▸ Your objective: From the listing that follows, output everything exactly except the pictures.

Records from a data source:
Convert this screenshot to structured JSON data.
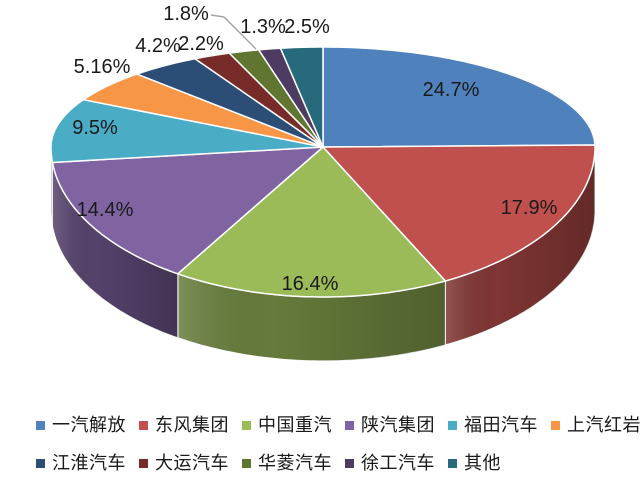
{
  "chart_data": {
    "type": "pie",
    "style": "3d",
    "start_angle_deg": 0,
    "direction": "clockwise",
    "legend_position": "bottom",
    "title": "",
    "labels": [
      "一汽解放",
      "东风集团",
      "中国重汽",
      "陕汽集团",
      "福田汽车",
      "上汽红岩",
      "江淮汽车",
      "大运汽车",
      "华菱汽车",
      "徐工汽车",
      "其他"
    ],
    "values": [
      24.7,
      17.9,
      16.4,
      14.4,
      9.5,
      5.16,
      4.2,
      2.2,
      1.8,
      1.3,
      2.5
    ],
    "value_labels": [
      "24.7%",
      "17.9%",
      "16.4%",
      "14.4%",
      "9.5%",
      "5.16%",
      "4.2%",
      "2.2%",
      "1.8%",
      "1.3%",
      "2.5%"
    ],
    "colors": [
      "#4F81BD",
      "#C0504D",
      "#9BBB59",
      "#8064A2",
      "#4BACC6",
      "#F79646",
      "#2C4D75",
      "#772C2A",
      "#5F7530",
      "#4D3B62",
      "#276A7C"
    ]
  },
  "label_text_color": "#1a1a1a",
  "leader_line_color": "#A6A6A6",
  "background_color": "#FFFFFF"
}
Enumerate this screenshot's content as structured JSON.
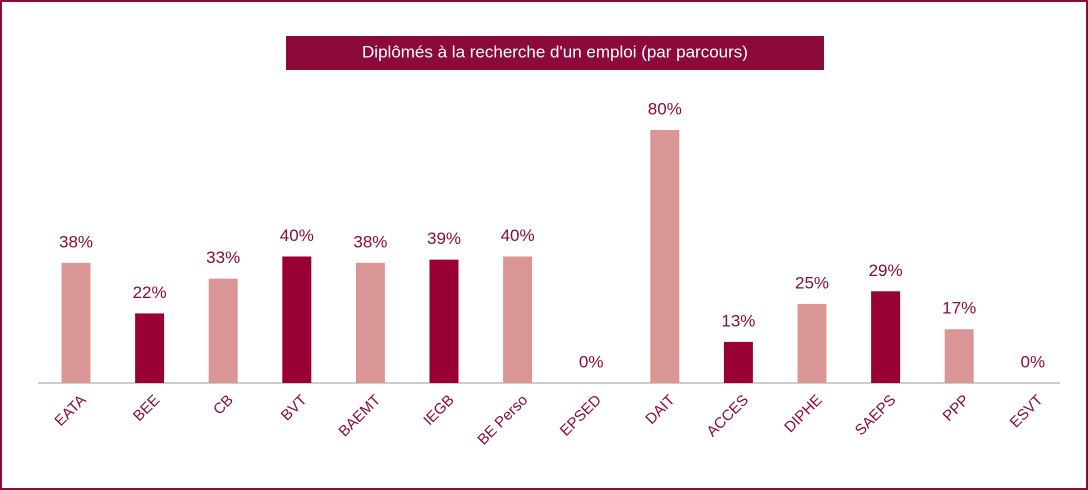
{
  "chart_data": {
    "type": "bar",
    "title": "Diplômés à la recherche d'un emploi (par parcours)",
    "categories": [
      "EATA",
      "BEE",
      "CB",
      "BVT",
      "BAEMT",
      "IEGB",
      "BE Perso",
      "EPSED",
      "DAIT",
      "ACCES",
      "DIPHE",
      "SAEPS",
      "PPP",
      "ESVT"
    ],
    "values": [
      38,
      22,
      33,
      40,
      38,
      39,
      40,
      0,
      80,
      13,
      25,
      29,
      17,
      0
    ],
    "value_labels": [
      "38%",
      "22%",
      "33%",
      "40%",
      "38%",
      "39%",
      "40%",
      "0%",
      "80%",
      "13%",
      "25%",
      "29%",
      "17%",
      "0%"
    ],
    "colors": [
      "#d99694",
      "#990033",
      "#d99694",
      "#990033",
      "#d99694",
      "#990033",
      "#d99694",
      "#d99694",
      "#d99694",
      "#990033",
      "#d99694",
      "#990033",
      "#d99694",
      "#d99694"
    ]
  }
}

▸ Written solution:
Convert this screenshot to structured JSON data.
{
  "chart_data": {
    "type": "pie",
    "style": "3d",
    "start_angle_deg": 0,
    "direction": "clockwise",
    "legend_position": "bottom",
    "title": "",
    "labels": [
      "一汽解放",
      "东风集团",
      "中国重汽",
      "陕汽集团",
      "福田汽车",
      "上汽红岩",
      "江淮汽车",
      "大运汽车",
      "华菱汽车",
      "徐工汽车",
      "其他"
    ],
    "values": [
      24.7,
      17.9,
      16.4,
      14.4,
      9.5,
      5.16,
      4.2,
      2.2,
      1.8,
      1.3,
      2.5
    ],
    "value_labels": [
      "24.7%",
      "17.9%",
      "16.4%",
      "14.4%",
      "9.5%",
      "5.16%",
      "4.2%",
      "2.2%",
      "1.8%",
      "1.3%",
      "2.5%"
    ],
    "colors": [
      "#4F81BD",
      "#C0504D",
      "#9BBB59",
      "#8064A2",
      "#4BACC6",
      "#F79646",
      "#2C4D75",
      "#772C2A",
      "#5F7530",
      "#4D3B62",
      "#276A7C"
    ]
  },
  "label_text_color": "#1a1a1a",
  "leader_line_color": "#A6A6A6",
  "background_color": "#FFFFFF"
}
Enumerate this screenshot's content as structured JSON.
{
  "chart_data": {
    "type": "bar",
    "title": "Diplômés à la recherche d'un emploi (par parcours)",
    "categories": [
      "EATA",
      "BEE",
      "CB",
      "BVT",
      "BAEMT",
      "IEGB",
      "BE Perso",
      "EPSED",
      "DAIT",
      "ACCES",
      "DIPHE",
      "SAEPS",
      "PPP",
      "ESVT"
    ],
    "values": [
      38,
      22,
      33,
      40,
      38,
      39,
      40,
      0,
      80,
      13,
      25,
      29,
      17,
      0
    ],
    "value_labels": [
      "38%",
      "22%",
      "33%",
      "40%",
      "38%",
      "39%",
      "40%",
      "0%",
      "80%",
      "13%",
      "25%",
      "29%",
      "17%",
      "0%"
    ],
    "colors": [
      "#d99694",
      "#990033",
      "#d99694",
      "#990033",
      "#d99694",
      "#990033",
      "#d99694",
      "#d99694",
      "#d99694",
      "#990033",
      "#d99694",
      "#990033",
      "#d99694",
      "#d99694"
    ]
  }
}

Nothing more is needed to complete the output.